Source.
Paul great repair. I would have done the same.


----------



## deleteme (Apr 7, 2011)

deleteme said:


> *...*
> 
> ...........


Thanks Dave! My biggest challenge was moisture. As you already know, it's always humid down here, winter, spring, summer, and fall. Setting time almost doubles itself and keeping clamps aligned to sweaty cast iron can be difficult too. To accomplish the clamping I recruited a few rubber washers which I placed under the clamp seats. Once I had the clamps in place with a brace on the bottom half of the table, I simply mixed the epoxy, waited about 10 minutes for it to harden a bit and used tiny wooden triangles as spatulas to force it in from the top. To ensure I completly filled the hole, I used a small old screwdriver which I found by my car on my way to work this morning (Something told me that it would come in handy!) Then scrape away excess and steel wool it down like it owes you money (Carefully of course!). I found that the second hole was easier than the first because I took my time. Patience always seems like the best remedy for a failed first attempt. As always, thanks for providing your wisdom Dave…


----------



## deleteme (Apr 7, 2011)

deleteme said:


> *...*
> 
> ...........


Update: Decided to read up on creating dovetails and planes this weekend. Thanks Dave for all your recommended reading. Sunday Service was great as usual. Oh, I also surfaced and primered the ol' grizzly while waiting on "Sparky" to wire the garage up (Next week, I hope! So anxious to create some sawdust with her…).










Hope you guys had a great weekend! By the way, who's ahead in Stumpy's Contest? Great concept (Tubafore)


----------



## superdav721 (Aug 16, 2010)

deleteme said:


> *...*
> 
> ...........


Paul glad you have been reading. I started dovetails with a marples flush cut saw and a protractor. And the contest has been a blast. There are some great entries. Stumpy will do a video next weekend and we will see.

Written exercise 1. Reproduce the rows of the spatial layout data from the first row through the row containing "control-chart-ticks <box>246 645", including both of those rows.
The forum thread and the rows were drawn from separate, unrelated sources.

Spatial layout data
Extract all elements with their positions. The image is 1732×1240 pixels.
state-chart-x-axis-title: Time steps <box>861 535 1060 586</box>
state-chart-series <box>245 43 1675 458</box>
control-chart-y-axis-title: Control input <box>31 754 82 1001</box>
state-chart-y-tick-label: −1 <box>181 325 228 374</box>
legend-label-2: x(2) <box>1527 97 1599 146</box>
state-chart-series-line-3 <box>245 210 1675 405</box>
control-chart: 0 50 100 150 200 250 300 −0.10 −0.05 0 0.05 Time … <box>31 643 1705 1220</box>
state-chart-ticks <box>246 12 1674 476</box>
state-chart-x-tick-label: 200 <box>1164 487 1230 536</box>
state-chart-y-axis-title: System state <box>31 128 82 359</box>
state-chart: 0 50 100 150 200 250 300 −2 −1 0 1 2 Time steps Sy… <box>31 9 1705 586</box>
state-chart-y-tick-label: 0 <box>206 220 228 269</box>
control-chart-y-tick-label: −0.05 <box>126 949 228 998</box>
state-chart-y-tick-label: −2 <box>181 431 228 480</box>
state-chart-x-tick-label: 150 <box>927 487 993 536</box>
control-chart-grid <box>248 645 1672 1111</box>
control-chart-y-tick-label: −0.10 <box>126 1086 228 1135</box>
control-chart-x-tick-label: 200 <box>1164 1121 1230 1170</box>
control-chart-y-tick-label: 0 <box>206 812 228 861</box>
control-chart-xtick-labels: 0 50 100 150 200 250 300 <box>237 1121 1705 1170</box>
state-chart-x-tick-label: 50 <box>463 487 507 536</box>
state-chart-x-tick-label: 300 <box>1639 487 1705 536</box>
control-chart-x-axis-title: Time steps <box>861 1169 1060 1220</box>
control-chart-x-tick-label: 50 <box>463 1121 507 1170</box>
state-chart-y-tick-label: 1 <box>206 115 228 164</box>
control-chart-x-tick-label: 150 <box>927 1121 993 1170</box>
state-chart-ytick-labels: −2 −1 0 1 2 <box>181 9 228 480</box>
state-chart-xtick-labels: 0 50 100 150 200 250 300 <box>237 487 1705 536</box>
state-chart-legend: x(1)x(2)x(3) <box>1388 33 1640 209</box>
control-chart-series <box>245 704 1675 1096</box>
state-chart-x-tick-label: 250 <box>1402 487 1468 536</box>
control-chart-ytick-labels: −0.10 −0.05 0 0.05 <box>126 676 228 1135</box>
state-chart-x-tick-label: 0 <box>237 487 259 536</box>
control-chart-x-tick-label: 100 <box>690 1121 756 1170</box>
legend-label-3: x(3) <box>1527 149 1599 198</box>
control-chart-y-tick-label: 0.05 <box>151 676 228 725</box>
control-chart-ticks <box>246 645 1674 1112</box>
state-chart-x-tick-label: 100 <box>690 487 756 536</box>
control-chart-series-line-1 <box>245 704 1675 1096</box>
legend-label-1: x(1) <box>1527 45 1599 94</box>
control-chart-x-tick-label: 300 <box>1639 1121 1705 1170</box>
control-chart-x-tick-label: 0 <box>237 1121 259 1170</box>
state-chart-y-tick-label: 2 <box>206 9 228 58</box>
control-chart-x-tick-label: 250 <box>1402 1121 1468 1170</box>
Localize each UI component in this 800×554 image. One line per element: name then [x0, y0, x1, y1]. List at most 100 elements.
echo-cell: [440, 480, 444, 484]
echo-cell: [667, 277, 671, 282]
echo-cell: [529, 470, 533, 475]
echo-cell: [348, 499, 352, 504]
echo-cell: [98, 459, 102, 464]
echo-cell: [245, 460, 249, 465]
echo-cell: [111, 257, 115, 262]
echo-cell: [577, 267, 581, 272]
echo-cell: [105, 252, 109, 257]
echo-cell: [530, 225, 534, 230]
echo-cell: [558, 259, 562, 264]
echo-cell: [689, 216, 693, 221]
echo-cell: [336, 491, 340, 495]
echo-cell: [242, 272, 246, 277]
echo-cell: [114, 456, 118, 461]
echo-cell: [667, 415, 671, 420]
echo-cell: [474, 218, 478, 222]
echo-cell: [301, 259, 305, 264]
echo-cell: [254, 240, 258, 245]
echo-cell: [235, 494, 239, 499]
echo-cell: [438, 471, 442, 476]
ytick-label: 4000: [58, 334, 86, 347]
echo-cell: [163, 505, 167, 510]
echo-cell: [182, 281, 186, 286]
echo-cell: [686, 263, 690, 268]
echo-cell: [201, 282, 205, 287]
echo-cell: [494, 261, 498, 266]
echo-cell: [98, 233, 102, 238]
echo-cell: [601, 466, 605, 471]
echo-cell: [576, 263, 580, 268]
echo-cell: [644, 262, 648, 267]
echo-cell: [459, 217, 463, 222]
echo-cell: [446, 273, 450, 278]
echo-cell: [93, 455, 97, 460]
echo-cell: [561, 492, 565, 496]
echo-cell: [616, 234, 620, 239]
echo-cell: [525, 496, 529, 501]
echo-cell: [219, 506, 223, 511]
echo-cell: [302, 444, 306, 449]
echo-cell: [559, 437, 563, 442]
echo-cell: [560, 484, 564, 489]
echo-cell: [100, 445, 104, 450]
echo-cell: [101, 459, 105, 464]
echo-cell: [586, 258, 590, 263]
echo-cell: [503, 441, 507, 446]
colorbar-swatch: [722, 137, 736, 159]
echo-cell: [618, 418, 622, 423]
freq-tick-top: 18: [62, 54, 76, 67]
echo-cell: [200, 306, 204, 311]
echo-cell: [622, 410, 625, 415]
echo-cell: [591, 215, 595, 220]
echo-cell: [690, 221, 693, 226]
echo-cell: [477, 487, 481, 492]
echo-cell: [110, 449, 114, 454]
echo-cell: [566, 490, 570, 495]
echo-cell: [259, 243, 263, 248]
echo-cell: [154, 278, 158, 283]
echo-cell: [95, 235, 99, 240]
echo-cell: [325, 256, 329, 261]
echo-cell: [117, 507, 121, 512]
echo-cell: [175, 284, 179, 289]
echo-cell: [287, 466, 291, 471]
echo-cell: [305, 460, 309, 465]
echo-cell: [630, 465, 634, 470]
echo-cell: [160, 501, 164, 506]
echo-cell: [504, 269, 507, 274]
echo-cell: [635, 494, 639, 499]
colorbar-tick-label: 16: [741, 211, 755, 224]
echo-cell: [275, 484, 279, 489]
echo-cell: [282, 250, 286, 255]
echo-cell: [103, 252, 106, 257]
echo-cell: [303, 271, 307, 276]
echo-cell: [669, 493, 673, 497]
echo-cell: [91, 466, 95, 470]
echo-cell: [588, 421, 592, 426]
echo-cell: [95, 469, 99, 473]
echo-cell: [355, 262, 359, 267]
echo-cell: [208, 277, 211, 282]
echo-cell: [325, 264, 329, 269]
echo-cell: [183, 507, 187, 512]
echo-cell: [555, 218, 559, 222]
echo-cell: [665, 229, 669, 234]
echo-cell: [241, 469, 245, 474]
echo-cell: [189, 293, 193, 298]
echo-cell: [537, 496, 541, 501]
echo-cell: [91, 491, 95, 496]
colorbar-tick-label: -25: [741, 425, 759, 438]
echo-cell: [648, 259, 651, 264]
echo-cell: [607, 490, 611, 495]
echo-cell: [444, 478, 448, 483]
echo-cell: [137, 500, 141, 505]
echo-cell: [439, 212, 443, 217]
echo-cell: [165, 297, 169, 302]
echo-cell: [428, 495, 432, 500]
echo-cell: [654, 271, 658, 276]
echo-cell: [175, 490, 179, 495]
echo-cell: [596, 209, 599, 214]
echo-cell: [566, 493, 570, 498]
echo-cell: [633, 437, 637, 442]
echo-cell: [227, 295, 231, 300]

Written exercise 2. Write the next part of the woodworking forum thread, picking up right after its final sentence.

Answer 1.
Extract all elements with their positions. The image is 1732×1240 pixels.
state-chart-x-axis-title: Time steps <box>861 535 1060 586</box>
state-chart-series <box>245 43 1675 458</box>
control-chart-y-axis-title: Control input <box>31 754 82 1001</box>
state-chart-y-tick-label: −1 <box>181 325 228 374</box>
legend-label-2: x(2) <box>1527 97 1599 146</box>
state-chart-series-line-3 <box>245 210 1675 405</box>
control-chart: 0 50 100 150 200 250 300 −0.10 −0.05 0 0.05 Time … <box>31 643 1705 1220</box>
state-chart-ticks <box>246 12 1674 476</box>
state-chart-x-tick-label: 200 <box>1164 487 1230 536</box>
state-chart-y-axis-title: System state <box>31 128 82 359</box>
state-chart: 0 50 100 150 200 250 300 −2 −1 0 1 2 Time steps Sy… <box>31 9 1705 586</box>
state-chart-y-tick-label: 0 <box>206 220 228 269</box>
control-chart-y-tick-label: −0.05 <box>126 949 228 998</box>
state-chart-y-tick-label: −2 <box>181 431 228 480</box>
state-chart-x-tick-label: 150 <box>927 487 993 536</box>
control-chart-grid <box>248 645 1672 1111</box>
control-chart-y-tick-label: −0.10 <box>126 1086 228 1135</box>
control-chart-x-tick-label: 200 <box>1164 1121 1230 1170</box>
control-chart-y-tick-label: 0 <box>206 812 228 861</box>
control-chart-xtick-labels: 0 50 100 150 200 250 300 <box>237 1121 1705 1170</box>
state-chart-x-tick-label: 50 <box>463 487 507 536</box>
state-chart-x-tick-label: 300 <box>1639 487 1705 536</box>
control-chart-x-axis-title: Time steps <box>861 1169 1060 1220</box>
control-chart-x-tick-label: 50 <box>463 1121 507 1170</box>
state-chart-y-tick-label: 1 <box>206 115 228 164</box>
control-chart-x-tick-label: 150 <box>927 1121 993 1170</box>
state-chart-ytick-labels: −2 −1 0 1 2 <box>181 9 228 480</box>
state-chart-xtick-labels: 0 50 100 150 200 250 300 <box>237 487 1705 536</box>
state-chart-legend: x(1)x(2)x(3) <box>1388 33 1640 209</box>
control-chart-series <box>245 704 1675 1096</box>
state-chart-x-tick-label: 250 <box>1402 487 1468 536</box>
control-chart-ytick-labels: −0.10 −0.05 0 0.05 <box>126 676 228 1135</box>
state-chart-x-tick-label: 0 <box>237 487 259 536</box>
control-chart-x-tick-label: 100 <box>690 1121 756 1170</box>
legend-label-3: x(3) <box>1527 149 1599 198</box>
control-chart-y-tick-label: 0.05 <box>151 676 228 725</box>
control-chart-ticks <box>246 645 1674 1112</box>

Answer 2.
----------



## rance (Sep 30, 2009)

deleteme said:


> *...*
> 
> ...........


Me too on being late to this party. I would have recommended counter sink to clear the burrs. Then follow up with screwing a wooden dowel into the holes and cutting/sanding off flush. I also like the Bondo idea as it might be removable later too.


----------



## deleteme (Apr 7, 2011)

*...*

...


----------



## canadianchips (Mar 12, 2010)

deleteme said:


> *...*
> 
> ...












A simple start would be making a scrub plane ! A german style with the front horn is always nice to look at and to use. 
Then a small block plane - same profile
Then a smoother
Then
Then 
'Then…......the list can go on and on !


----------



## deleteme (Apr 7, 2011)

deleteme said:


> *...*
> 
> ...


@canadianchips - Sweet scrub plane! German Engineering always captures my attention. I drove a Wolfsburg VW until the wheels literally feel off… Oh, I was also recommended David Finck's "Making and Mastering Wood Planes". What do you think? Now the challenging part is getting the kids ready to head out to the Bookstore. Thanks for sharing and getting the suggestions rolling…


----------



## deleteme (Apr 7, 2011)

deleteme said:


> *...*
> 
> ...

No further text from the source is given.